■ WORK INSTRUCTIONS
Reproduce nothing but the closing run of lines: the line with "What text is on this page?" and each line that follows it to the end of the data.

______________________________

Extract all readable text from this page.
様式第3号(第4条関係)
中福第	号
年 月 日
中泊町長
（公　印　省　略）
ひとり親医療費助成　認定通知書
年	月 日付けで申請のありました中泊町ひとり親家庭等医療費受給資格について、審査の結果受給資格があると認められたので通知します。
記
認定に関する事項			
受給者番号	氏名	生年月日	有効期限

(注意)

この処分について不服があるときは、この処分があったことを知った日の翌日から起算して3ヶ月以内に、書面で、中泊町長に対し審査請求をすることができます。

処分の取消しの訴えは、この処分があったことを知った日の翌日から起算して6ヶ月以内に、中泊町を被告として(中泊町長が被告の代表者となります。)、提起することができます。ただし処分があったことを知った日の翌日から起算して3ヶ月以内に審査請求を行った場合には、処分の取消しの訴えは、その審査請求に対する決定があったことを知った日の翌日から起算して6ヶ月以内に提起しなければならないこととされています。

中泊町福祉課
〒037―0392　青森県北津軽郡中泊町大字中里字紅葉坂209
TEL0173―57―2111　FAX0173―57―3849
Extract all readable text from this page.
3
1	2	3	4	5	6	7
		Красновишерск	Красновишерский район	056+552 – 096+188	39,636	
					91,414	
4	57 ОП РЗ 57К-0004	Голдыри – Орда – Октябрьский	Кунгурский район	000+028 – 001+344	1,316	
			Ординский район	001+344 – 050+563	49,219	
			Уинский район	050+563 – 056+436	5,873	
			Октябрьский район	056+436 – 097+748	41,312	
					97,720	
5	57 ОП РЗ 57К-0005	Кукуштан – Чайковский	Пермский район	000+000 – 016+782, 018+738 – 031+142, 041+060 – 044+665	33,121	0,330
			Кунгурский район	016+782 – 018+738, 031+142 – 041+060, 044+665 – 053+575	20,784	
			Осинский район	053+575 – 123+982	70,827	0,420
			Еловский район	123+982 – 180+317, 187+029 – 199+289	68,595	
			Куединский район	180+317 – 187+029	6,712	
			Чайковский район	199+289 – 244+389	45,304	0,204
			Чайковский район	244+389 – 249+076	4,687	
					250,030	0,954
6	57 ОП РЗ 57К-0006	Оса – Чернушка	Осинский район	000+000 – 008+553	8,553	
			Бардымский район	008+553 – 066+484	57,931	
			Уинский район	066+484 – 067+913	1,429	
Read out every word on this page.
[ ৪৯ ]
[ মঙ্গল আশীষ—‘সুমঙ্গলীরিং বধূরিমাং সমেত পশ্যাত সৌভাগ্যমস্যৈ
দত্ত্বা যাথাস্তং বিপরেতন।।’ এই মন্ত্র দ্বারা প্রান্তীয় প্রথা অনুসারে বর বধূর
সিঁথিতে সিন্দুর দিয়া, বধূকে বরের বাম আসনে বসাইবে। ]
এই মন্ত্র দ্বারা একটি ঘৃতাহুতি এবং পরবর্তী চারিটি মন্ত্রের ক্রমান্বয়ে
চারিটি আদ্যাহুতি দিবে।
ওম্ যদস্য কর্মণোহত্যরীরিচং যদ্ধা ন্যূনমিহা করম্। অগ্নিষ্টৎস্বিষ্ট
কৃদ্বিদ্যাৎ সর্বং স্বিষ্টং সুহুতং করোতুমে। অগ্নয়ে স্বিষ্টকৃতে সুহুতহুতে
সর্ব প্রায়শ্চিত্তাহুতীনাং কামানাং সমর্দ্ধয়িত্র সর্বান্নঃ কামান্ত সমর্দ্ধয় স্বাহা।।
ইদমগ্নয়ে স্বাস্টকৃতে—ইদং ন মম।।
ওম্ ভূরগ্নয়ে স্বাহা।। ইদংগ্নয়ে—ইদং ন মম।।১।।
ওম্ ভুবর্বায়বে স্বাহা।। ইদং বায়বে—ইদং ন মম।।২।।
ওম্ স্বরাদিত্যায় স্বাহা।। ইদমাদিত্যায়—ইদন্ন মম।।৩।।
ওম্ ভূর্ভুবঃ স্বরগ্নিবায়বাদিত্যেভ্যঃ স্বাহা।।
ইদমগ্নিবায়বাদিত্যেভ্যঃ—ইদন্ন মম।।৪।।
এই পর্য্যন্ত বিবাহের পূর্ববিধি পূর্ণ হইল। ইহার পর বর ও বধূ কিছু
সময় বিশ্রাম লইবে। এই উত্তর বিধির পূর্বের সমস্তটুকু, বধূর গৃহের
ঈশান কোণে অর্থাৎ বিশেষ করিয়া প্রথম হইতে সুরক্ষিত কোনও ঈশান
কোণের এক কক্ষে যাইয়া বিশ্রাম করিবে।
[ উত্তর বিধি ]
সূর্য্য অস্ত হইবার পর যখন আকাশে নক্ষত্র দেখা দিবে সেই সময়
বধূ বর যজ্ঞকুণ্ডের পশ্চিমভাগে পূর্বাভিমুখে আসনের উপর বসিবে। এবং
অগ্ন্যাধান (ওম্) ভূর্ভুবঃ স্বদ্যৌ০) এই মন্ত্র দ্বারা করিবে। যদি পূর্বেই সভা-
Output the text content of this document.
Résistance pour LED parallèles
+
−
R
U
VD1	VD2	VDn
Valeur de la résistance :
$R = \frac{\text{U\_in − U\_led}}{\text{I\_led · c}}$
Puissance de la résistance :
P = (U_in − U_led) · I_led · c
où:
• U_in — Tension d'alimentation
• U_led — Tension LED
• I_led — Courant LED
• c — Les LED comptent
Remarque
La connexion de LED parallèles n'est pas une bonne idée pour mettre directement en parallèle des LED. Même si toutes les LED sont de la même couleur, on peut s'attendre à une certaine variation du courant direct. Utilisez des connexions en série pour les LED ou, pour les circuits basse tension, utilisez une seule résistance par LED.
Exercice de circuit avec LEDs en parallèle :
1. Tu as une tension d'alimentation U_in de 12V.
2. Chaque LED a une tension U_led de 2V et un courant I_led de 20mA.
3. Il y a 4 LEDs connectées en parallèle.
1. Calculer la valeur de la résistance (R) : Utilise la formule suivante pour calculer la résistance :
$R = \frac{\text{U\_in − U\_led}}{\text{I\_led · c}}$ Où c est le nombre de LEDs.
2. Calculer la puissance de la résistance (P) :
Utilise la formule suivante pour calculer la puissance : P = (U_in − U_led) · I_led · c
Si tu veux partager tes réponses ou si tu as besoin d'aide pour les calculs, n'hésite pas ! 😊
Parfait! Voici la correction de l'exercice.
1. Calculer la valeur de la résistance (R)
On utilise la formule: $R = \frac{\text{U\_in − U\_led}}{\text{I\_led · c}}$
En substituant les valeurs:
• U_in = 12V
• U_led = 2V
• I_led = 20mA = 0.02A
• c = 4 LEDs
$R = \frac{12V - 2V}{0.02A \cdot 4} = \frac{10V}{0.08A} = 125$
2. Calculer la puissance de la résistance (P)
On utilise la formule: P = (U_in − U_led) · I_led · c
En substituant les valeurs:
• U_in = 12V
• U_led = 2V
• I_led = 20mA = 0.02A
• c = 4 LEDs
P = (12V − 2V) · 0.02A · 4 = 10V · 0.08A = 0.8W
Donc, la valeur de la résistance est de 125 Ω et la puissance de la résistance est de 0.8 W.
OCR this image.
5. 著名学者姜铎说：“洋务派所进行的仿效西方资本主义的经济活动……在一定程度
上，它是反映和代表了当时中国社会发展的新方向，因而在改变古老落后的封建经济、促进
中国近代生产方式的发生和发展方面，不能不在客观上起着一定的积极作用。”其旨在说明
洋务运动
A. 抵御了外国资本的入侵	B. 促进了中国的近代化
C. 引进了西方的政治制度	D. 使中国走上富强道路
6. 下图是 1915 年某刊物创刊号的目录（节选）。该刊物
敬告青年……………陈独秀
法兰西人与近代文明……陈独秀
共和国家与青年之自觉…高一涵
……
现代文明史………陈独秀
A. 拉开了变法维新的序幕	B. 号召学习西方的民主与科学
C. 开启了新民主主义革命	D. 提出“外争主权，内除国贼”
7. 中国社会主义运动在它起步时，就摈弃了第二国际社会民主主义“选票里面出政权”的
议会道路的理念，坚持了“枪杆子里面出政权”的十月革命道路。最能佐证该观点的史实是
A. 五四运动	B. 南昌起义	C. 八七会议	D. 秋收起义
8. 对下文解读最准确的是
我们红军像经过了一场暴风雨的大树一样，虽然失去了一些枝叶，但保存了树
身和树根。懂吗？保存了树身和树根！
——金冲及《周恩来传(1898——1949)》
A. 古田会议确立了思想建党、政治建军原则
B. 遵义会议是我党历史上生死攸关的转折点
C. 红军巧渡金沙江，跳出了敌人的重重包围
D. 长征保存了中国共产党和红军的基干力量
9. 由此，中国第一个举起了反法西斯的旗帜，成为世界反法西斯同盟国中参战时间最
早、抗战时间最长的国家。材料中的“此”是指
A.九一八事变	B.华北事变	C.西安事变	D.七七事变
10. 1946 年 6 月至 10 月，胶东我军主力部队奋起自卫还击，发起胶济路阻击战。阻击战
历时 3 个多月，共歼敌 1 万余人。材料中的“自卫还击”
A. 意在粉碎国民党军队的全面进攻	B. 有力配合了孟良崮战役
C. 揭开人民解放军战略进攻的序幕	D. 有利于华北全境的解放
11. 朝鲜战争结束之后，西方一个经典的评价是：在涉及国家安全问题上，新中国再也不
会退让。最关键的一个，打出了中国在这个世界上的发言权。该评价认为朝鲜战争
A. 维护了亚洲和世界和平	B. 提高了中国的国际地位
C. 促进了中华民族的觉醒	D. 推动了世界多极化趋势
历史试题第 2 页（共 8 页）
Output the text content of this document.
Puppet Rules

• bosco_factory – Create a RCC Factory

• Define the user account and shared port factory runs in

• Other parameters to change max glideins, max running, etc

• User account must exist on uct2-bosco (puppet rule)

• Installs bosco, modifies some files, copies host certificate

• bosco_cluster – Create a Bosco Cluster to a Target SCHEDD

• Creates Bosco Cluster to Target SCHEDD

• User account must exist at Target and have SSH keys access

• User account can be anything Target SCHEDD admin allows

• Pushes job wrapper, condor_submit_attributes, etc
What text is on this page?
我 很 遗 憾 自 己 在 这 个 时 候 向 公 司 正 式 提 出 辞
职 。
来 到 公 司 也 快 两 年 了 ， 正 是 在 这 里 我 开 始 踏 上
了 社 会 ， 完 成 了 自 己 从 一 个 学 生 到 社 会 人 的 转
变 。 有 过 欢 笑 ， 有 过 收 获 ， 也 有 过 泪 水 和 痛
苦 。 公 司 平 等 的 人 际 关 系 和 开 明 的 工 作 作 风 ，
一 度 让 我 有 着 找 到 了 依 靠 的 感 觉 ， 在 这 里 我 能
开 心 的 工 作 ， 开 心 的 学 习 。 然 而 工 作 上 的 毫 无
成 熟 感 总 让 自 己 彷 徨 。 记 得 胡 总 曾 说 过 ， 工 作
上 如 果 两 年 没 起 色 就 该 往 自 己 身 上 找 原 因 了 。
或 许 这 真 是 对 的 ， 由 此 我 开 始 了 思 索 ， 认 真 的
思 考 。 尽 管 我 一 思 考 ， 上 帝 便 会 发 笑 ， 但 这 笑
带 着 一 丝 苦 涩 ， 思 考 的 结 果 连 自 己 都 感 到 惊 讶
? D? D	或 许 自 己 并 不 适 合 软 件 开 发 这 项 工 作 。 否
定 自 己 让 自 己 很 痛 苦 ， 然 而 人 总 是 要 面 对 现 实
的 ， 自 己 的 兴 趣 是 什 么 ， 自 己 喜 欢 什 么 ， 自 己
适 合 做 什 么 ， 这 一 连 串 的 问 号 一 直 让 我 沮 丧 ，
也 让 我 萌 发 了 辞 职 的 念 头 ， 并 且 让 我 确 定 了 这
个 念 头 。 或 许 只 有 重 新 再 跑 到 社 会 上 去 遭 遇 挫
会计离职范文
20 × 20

______________________________

■ WRITTEN SOLUTION
What text is on this page?
我 很 遗 憾 自 己 在 这 个 时 候 向 公 司 正 式 提 出 辞
职 。
来 到 公 司 也 快 两 年 了 ， 正 是 在 这 里 我 开 始 踏 上
了 社 会 ， 完 成 了 自 己 从 一 个 学 生 到 社 会 人 的 转
变 。 有 过 欢 笑 ， 有 过 收 获 ， 也 有 过 泪 水 和 痛
苦 。 公 司 平 等 的 人 际 关 系 和 开 明 的 工 作 作 风 ，
一 度 让 我 有 着 找 到 了 依 靠 的 感 觉 ， 在 这 里 我 能
开 心 的 工 作 ， 开 心 的 学 习 。 然 而 工 作 上 的 毫 无
成 熟 感 总 让 自 己 彷 徨 。 记 得 胡 总 曾 说 过 ， 工 作
上 如 果 两 年 没 起 色 就 该 往 自 己 身 上 找 原 因 了 。
或 许 这 真 是 对 的 ， 由 此 我 开 始 了 思 索 ， 认 真 的
思 考 。 尽 管 我 一 思 考 ， 上 帝 便 会 发 笑 ， 但 这 笑
带 着 一 丝 苦 涩 ， 思 考 的 结 果 连 自 己 都 感 到 惊 讶
? D? D	或 许 自 己 并 不 适 合 软 件 开 发 这 项 工 作 。 否
定 自 己 让 自 己 很 痛 苦 ， 然 而 人 总 是 要 面 对 现 实
的 ， 自 己 的 兴 趣 是 什 么 ， 自 己 喜 欢 什 么 ， 自 己
适 合 做 什 么 ， 这 一 连 串 的 问 号 一 直 让 我 沮 丧 ，
也 让 我 萌 发 了 辞 职 的 念 头 ， 并 且 让 我 确 定 了 这
个 念 头 。 或 许 只 有 重 新 再 跑 到 社 会 上 去 遭 遇 挫
会计离职范文
20 × 20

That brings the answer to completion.